◆ **TASK INSTRUCTIONS**: Do not copy the pictures; transcribe all other material exactly.

◆ **MATERIAL TO PROCESS**:
(begin)
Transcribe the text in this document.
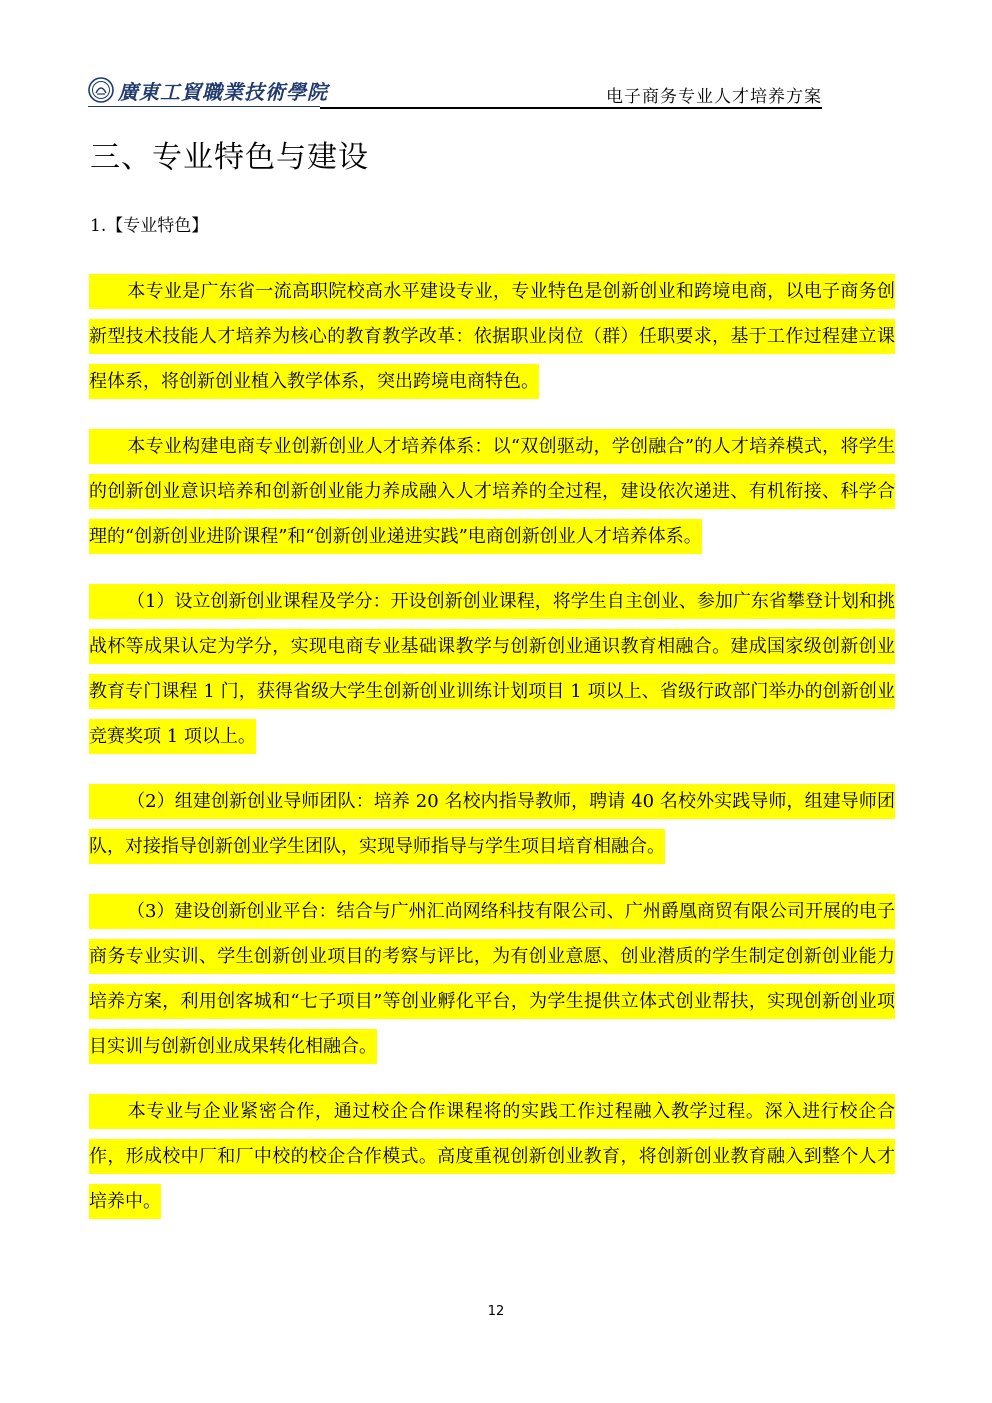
廣東工貿職業技術學院	电子商务专业人才培养方案
三、专业特色与建设
1.【专业特色】

本专业是广东省一流高职院校高水平建设专业，专业特色是创新创业和跨境电商，以电子商务创新型技术技能人才培养为核心的教育教学改革：依据职业岗位（群）任职要求，基于工作过程建立课程体系，将创新创业植入教学体系，突出跨境电商特色。

本专业构建电商专业创新创业人才培养体系：以“双创驱动，学创融合”的人才培养模式，将学生的创新创业意识培养和创新创业能力养成融入人才培养的全过程，建设依次递进、有机衔接、科学合理的“创新创业进阶课程”和“创新创业递进实践”电商创新创业人才培养体系。

（1）设立创新创业课程及学分：开设创新创业课程，将学生自主创业、参加广东省攀登计划和挑战杯等成果认定为学分，实现电商专业基础课教学与创新创业通识教育相融合。建成国家级创新创业教育专门课程 1 门，获得省级大学生创新创业训练计划项目 1 项以上、省级行政部门举办的创新创业竞赛奖项 1 项以上。

（2）组建创新创业导师团队：培养 20 名校内指导教师，聘请 40 名校外实践导师，组建导师团队，对接指导创新创业学生团队，实现导师指导与学生项目培育相融合。

（3）建设创新创业平台：结合与广州汇尚网络科技有限公司、广州爵凰商贸有限公司开展的电子商务专业实训、学生创新创业项目的考察与评比，为有创业意愿、创业潜质的学生制定创新创业能力培养方案，利用创客城和“七子项目”等创业孵化平台，为学生提供立体式创业帮扶，实现创新创业项目实训与创新创业成果转化相融合。

本专业与企业紧密合作，通过校企合作课程将的实践工作过程融入教学过程。深入进行校企合作，形成校中厂和厂中校的校企合作模式。高度重视创新创业教育，将创新创业教育融入到整个人才培养中。

12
(end)
◆ **THE RESPONSE**:
Transcribe the text in this document.
廣東工貿職業技術學院	电子商务专业人才培养方案
三、专业特色与建设
1.【专业特色】

本专业是广东省一流高职院校高水平建设专业，专业特色是创新创业和跨境电商，以电子商务创新型技术技能人才培养为核心的教育教学改革：依据职业岗位（群）任职要求，基于工作过程建立课程体系，将创新创业植入教学体系，突出跨境电商特色。

本专业构建电商专业创新创业人才培养体系：以“双创驱动，学创融合”的人才培养模式，将学生的创新创业意识培养和创新创业能力养成融入人才培养的全过程，建设依次递进、有机衔接、科学合理的“创新创业进阶课程”和“创新创业递进实践”电商创新创业人才培养体系。

（1）设立创新创业课程及学分：开设创新创业课程，将学生自主创业、参加广东省攀登计划和挑战杯等成果认定为学分，实现电商专业基础课教学与创新创业通识教育相融合。建成国家级创新创业教育专门课程 1 门，获得省级大学生创新创业训练计划项目 1 项以上、省级行政部门举办的创新创业竞赛奖项 1 项以上。

（2）组建创新创业导师团队：培养 20 名校内指导教师，聘请 40 名校外实践导师，组建导师团队，对接指导创新创业学生团队，实现导师指导与学生项目培育相融合。

（3）建设创新创业平台：结合与广州汇尚网络科技有限公司、广州爵凰商贸有限公司开展的电子商务专业实训、学生创新创业项目的考察与评比，为有创业意愿、创业潜质的学生制定创新创业能力培养方案，利用创客城和“七子项目”等创业孵化平台，为学生提供立体式创业帮扶，实现创新创业项目实训与创新创业成果转化相融合。

本专业与企业紧密合作，通过校企合作课程将的实践工作过程融入教学过程。深入进行校企合作，形成校中厂和厂中校的校企合作模式。高度重视创新创业教育，将创新创业教育融入到整个人才培养中。

12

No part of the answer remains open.